─── Data provided ───

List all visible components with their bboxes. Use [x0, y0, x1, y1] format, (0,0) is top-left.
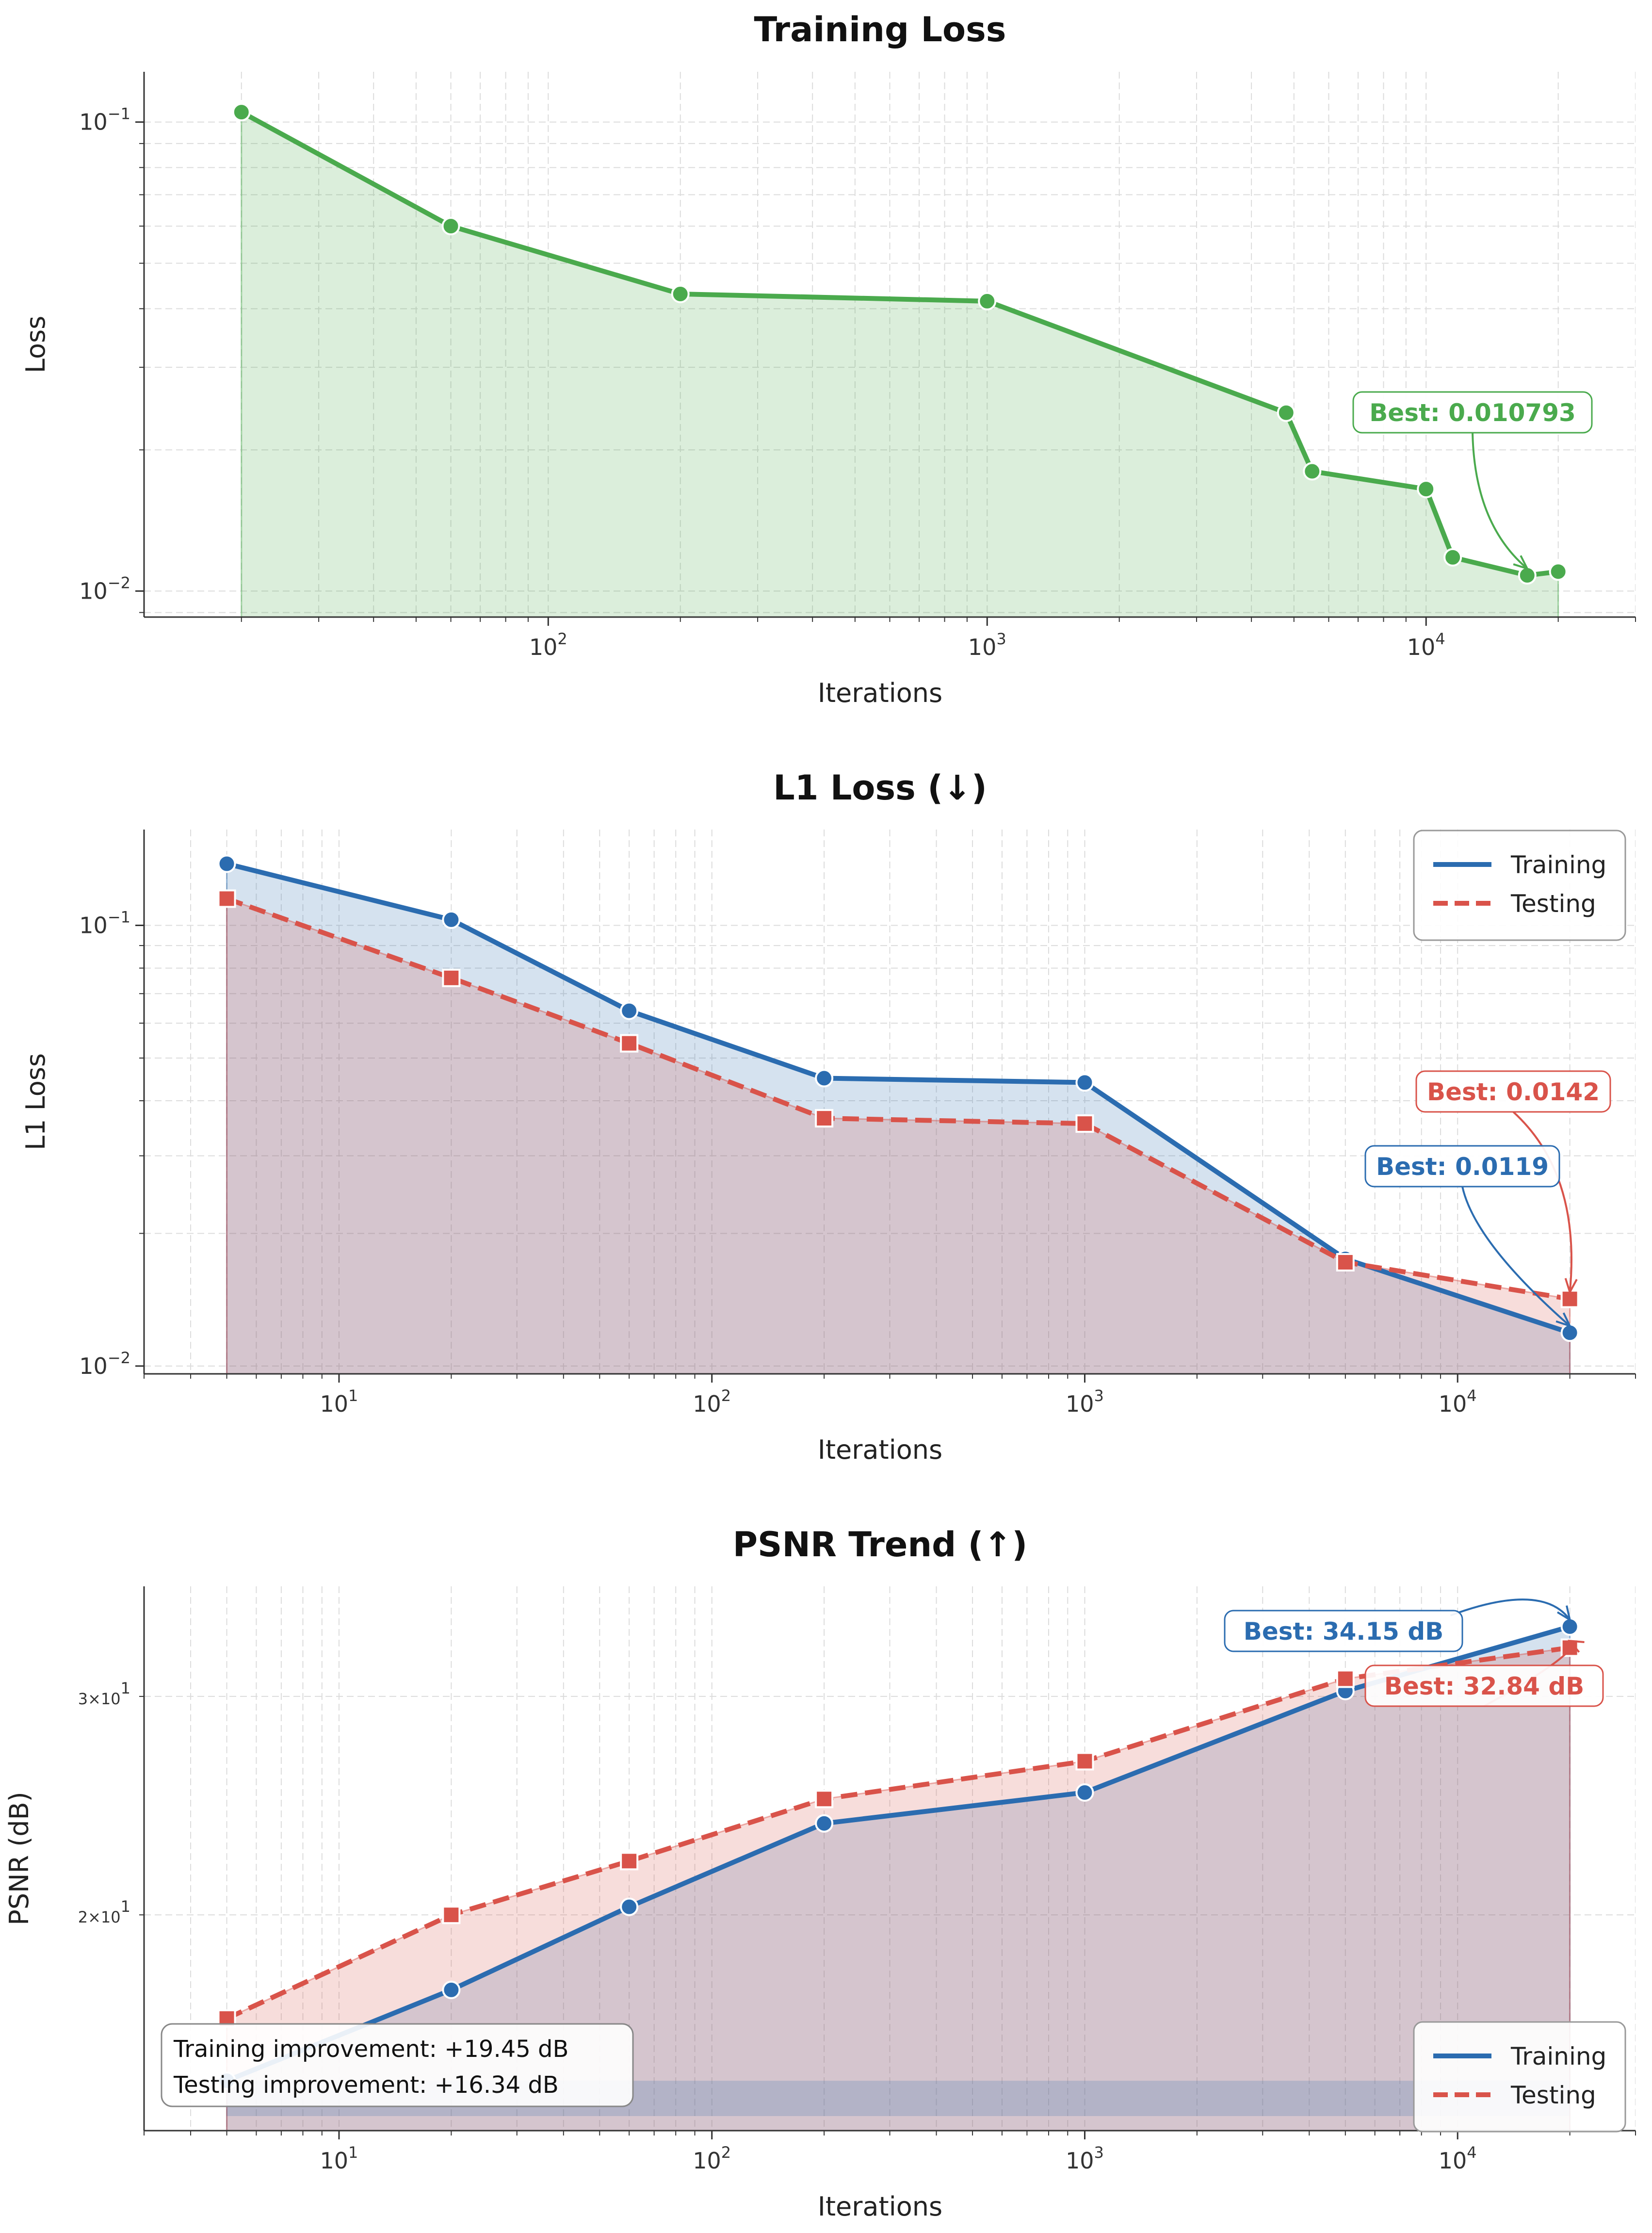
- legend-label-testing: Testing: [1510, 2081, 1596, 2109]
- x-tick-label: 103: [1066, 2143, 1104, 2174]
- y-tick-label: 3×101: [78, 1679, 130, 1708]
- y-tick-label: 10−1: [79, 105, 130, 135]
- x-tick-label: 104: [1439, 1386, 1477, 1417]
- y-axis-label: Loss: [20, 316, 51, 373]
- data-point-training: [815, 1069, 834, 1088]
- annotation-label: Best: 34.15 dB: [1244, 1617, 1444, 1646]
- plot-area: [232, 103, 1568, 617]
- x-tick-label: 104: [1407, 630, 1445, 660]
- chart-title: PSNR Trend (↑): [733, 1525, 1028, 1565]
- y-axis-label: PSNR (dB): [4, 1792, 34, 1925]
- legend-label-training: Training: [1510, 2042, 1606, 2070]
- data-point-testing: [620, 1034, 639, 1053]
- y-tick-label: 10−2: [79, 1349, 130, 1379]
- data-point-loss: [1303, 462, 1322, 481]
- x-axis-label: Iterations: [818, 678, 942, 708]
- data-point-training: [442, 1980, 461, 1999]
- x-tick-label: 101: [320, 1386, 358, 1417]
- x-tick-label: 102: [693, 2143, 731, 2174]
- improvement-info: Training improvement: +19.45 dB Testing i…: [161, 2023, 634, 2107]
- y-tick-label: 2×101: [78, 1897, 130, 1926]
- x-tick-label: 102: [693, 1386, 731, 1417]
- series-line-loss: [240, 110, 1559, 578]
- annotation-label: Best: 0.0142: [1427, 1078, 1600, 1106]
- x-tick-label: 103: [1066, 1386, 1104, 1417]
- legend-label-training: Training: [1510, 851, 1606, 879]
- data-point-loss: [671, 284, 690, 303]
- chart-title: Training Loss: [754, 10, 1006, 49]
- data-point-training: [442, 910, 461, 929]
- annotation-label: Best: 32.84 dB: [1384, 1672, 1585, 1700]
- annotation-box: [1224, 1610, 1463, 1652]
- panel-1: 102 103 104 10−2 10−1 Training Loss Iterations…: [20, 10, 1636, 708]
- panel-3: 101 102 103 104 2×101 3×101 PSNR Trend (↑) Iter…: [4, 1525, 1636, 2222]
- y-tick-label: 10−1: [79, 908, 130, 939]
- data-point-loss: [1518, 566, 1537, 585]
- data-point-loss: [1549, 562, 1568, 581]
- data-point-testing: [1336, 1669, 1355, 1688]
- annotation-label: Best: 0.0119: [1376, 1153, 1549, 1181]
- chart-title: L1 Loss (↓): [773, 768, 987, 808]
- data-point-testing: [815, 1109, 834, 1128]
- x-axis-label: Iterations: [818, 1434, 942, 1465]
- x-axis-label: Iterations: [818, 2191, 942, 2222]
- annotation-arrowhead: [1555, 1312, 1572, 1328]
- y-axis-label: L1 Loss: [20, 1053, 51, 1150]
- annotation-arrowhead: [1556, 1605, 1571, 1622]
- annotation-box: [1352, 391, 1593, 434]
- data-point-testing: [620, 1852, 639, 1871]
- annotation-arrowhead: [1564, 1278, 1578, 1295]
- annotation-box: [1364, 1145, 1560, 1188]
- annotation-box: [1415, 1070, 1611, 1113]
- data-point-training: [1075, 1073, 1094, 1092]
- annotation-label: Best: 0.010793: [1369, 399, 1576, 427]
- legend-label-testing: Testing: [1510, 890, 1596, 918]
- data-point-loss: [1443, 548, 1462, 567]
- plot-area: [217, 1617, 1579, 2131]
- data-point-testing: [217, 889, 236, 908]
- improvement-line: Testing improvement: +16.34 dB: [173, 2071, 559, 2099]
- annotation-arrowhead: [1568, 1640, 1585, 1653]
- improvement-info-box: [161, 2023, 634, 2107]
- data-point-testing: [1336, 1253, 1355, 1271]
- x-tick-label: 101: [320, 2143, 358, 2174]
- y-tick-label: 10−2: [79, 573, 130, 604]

───

**Requirements:** Swap "data-point-testing" for "data-point-test" everywhere it occurs in the data above, keeping every other line unchanged. Leave the pictures out of your answer.

**Response:**
List all visible components with their bboxes. Use [x0, y0, x1, y1] format, (0,0) is top-left.
- legend-label-testing: Testing: [1510, 2081, 1596, 2109]
- x-tick-label: 103: [1066, 2143, 1104, 2174]
- y-tick-label: 3×101: [78, 1679, 130, 1708]
- y-tick-label: 10−1: [79, 105, 130, 135]
- x-tick-label: 104: [1439, 1386, 1477, 1417]
- y-axis-label: Loss: [20, 316, 51, 373]
- data-point-training: [815, 1069, 834, 1088]
- annotation-label: Best: 34.15 dB: [1244, 1617, 1444, 1646]
- plot-area: [232, 103, 1568, 617]
- x-tick-label: 104: [1407, 630, 1445, 660]
- chart-title: PSNR Trend (↑): [733, 1525, 1028, 1565]
- y-axis-label: PSNR (dB): [4, 1792, 34, 1925]
- legend-label-training: Training: [1510, 2042, 1606, 2070]
- data-point-test: [620, 1034, 639, 1053]
- y-tick-label: 10−2: [79, 1349, 130, 1379]
- data-point-loss: [1303, 462, 1322, 481]
- x-axis-label: Iterations: [818, 678, 942, 708]
- data-point-training: [442, 1980, 461, 1999]
- x-tick-label: 101: [320, 1386, 358, 1417]
- x-tick-label: 102: [693, 2143, 731, 2174]
- improvement-info: Training improvement: +19.45 dB Testing i…: [161, 2023, 634, 2107]
- y-tick-label: 2×101: [78, 1897, 130, 1926]
- x-tick-label: 102: [693, 1386, 731, 1417]
- series-line-loss: [240, 110, 1559, 578]
- annotation-label: Best: 0.0142: [1427, 1078, 1600, 1106]
- x-tick-label: 103: [1066, 1386, 1104, 1417]
- legend-label-training: Training: [1510, 851, 1606, 879]
- data-point-loss: [671, 284, 690, 303]
- chart-title: Training Loss: [754, 10, 1006, 49]
- data-point-training: [442, 910, 461, 929]
- annotation-label: Best: 32.84 dB: [1384, 1672, 1585, 1700]
- annotation-box: [1224, 1610, 1463, 1652]
- panel-1: 102 103 104 10−2 10−1 Training Loss Iterations…: [20, 10, 1636, 708]
- panel-3: 101 102 103 104 2×101 3×101 PSNR Trend (↑) Iter…: [4, 1525, 1636, 2222]
- y-tick-label: 10−1: [79, 908, 130, 939]
- data-point-loss: [1518, 566, 1537, 585]
- data-point-loss: [1549, 562, 1568, 581]
- data-point-test: [1336, 1669, 1355, 1688]
- annotation-label: Best: 0.0119: [1376, 1153, 1549, 1181]
- chart-title: L1 Loss (↓): [773, 768, 987, 808]
- data-point-test: [815, 1109, 834, 1128]
- x-axis-label: Iterations: [818, 1434, 942, 1465]
- x-axis-label: Iterations: [818, 2191, 942, 2222]
- annotation-arrowhead: [1555, 1312, 1572, 1328]
- y-axis-label: L1 Loss: [20, 1053, 51, 1150]
- annotation-arrowhead: [1556, 1605, 1571, 1622]
- annotation-box: [1352, 391, 1593, 434]
- data-point-test: [620, 1852, 639, 1871]
- annotation-arrowhead: [1564, 1278, 1578, 1295]
- annotation-box: [1364, 1145, 1560, 1188]
- annotation-box: [1415, 1070, 1611, 1113]
- data-point-training: [1075, 1073, 1094, 1092]
- annotation-label: Best: 0.010793: [1369, 399, 1576, 427]
- legend-label-testing: Testing: [1510, 890, 1596, 918]
- data-point-loss: [1443, 548, 1462, 567]
- plot-area: [217, 1617, 1579, 2131]
- data-point-test: [217, 889, 236, 908]
- improvement-line: Testing improvement: +16.34 dB: [173, 2071, 559, 2099]
- annotation-arrowhead: [1568, 1640, 1585, 1653]
- improvement-info-box: [161, 2023, 634, 2107]
- data-point-test: [1336, 1253, 1355, 1271]
- x-tick-label: 101: [320, 2143, 358, 2174]
- y-tick-label: 10−2: [79, 573, 130, 604]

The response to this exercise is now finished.